Which lines in the material below contain the word "local"? Copy each of them.

★ ★ ★ ★

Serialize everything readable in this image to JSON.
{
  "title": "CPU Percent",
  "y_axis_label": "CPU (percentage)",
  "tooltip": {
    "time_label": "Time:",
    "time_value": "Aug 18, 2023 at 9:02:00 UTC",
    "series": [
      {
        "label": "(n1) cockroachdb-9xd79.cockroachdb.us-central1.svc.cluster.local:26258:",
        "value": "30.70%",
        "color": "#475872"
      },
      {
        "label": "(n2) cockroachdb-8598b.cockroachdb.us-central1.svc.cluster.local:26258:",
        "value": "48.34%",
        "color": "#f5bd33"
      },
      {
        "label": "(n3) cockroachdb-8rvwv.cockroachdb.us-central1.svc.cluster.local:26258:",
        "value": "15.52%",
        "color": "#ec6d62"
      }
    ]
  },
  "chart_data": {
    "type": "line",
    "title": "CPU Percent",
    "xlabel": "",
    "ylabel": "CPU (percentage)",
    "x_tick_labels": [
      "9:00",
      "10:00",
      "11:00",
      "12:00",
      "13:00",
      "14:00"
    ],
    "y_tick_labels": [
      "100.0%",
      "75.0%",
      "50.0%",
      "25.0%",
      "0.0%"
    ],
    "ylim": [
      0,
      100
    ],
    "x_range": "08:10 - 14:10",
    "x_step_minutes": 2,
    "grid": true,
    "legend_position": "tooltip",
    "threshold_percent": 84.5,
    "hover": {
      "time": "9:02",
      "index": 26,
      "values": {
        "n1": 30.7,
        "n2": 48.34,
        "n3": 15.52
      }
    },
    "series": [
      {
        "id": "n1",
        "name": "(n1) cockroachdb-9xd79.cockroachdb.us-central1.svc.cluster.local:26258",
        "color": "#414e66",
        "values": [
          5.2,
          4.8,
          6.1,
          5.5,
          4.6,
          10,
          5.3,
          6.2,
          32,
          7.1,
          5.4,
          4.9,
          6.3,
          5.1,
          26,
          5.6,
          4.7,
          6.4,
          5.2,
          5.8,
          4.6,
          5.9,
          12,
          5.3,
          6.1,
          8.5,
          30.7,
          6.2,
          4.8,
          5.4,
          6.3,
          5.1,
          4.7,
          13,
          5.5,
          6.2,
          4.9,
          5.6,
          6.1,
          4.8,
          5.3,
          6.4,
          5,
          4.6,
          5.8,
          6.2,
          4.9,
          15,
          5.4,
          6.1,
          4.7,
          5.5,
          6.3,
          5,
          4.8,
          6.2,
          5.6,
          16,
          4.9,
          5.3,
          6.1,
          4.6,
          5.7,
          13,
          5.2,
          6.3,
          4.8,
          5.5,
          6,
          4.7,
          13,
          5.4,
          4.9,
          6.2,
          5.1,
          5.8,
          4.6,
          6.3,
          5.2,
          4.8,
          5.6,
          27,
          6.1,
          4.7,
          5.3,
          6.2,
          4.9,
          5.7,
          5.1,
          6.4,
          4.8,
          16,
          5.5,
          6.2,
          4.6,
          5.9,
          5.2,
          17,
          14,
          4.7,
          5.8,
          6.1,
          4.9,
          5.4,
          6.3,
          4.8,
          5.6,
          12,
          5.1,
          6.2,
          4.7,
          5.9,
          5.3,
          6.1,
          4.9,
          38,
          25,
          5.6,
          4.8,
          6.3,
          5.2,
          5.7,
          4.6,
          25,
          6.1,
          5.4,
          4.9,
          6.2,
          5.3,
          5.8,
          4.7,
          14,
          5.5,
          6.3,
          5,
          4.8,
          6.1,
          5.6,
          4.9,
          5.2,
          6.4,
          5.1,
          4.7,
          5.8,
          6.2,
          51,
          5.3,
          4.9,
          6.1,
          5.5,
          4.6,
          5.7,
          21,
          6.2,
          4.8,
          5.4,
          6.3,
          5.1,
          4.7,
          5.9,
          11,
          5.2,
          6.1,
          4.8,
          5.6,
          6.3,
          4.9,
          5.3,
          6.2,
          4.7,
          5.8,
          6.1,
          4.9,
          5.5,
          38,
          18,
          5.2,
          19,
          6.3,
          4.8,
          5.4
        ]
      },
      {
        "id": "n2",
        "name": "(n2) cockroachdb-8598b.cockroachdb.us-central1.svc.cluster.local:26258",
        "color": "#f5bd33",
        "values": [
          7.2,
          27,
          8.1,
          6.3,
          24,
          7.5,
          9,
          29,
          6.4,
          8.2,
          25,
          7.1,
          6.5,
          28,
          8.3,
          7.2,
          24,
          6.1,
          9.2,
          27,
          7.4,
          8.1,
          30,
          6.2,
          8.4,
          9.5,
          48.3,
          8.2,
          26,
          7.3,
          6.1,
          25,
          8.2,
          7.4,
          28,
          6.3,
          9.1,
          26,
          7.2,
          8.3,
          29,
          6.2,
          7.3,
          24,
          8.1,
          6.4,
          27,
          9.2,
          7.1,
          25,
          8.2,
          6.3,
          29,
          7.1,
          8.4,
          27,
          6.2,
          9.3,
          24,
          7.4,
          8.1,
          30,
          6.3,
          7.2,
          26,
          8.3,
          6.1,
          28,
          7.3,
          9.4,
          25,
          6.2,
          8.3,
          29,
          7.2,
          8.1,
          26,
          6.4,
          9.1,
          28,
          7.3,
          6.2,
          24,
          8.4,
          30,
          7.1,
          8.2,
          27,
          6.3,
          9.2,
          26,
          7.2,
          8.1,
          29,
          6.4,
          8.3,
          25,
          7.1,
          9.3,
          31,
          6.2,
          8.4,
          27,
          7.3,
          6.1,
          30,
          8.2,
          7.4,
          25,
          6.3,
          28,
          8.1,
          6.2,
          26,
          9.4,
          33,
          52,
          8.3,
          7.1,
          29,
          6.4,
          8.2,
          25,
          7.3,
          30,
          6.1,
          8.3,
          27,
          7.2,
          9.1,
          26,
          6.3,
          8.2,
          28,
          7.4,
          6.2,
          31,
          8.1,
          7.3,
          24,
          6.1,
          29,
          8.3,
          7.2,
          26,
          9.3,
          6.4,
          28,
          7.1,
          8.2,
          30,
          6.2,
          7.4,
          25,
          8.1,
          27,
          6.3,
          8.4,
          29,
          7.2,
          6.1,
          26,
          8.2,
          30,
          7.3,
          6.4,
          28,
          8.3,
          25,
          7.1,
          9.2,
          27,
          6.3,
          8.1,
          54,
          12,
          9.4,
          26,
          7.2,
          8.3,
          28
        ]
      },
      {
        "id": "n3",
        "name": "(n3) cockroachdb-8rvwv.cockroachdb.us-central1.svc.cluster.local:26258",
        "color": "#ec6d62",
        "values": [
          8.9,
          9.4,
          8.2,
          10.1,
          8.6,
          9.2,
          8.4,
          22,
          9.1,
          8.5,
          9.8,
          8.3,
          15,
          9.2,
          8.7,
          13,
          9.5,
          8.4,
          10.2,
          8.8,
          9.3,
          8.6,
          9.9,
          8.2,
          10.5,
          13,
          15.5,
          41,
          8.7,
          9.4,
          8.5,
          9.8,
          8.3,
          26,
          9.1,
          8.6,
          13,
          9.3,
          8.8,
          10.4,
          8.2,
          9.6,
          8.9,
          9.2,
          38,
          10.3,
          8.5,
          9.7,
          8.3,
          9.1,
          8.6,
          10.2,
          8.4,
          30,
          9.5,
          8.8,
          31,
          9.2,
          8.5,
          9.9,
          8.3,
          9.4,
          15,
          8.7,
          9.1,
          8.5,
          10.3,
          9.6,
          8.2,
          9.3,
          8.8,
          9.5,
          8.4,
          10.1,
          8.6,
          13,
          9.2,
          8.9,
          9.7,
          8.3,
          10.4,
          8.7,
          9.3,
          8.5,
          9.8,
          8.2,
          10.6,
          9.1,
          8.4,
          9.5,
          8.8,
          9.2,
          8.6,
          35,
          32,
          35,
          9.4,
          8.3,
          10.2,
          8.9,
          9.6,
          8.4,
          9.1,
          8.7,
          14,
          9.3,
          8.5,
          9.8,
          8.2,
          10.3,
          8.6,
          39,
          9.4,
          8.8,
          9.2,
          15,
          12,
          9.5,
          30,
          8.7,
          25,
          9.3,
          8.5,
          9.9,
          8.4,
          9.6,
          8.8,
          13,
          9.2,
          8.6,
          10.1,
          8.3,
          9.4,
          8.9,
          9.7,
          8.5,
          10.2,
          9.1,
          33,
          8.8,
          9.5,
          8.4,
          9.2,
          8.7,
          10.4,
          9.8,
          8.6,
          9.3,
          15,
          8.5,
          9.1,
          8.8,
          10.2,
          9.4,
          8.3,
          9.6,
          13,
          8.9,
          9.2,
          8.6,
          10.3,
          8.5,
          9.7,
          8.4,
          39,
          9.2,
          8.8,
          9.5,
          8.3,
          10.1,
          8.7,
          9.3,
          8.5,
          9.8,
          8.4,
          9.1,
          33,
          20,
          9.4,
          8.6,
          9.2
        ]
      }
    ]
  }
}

★ ★ ★ ★

## [Solution]
        "label": "(n1) cockroachdb-9xd79.cockroachdb.us-central1.svc.cluster.local:26258:",
        "label": "(n2) cockroachdb-8598b.cockroachdb.us-central1.svc.cluster.local:26258:",
        "label": "(n3) cockroachdb-8rvwv.cockroachdb.us-central1.svc.cluster.local:26258:",
        "name": "(n1) cockroachdb-9xd79.cockroachdb.us-central1.svc.cluster.local:26258",
        "name": "(n2) cockroachdb-8598b.cockroachdb.us-central1.svc.cluster.local:26258",
        "name": "(n3) cockroachdb-8rvwv.cockroachdb.us-central1.svc.cluster.local:26258",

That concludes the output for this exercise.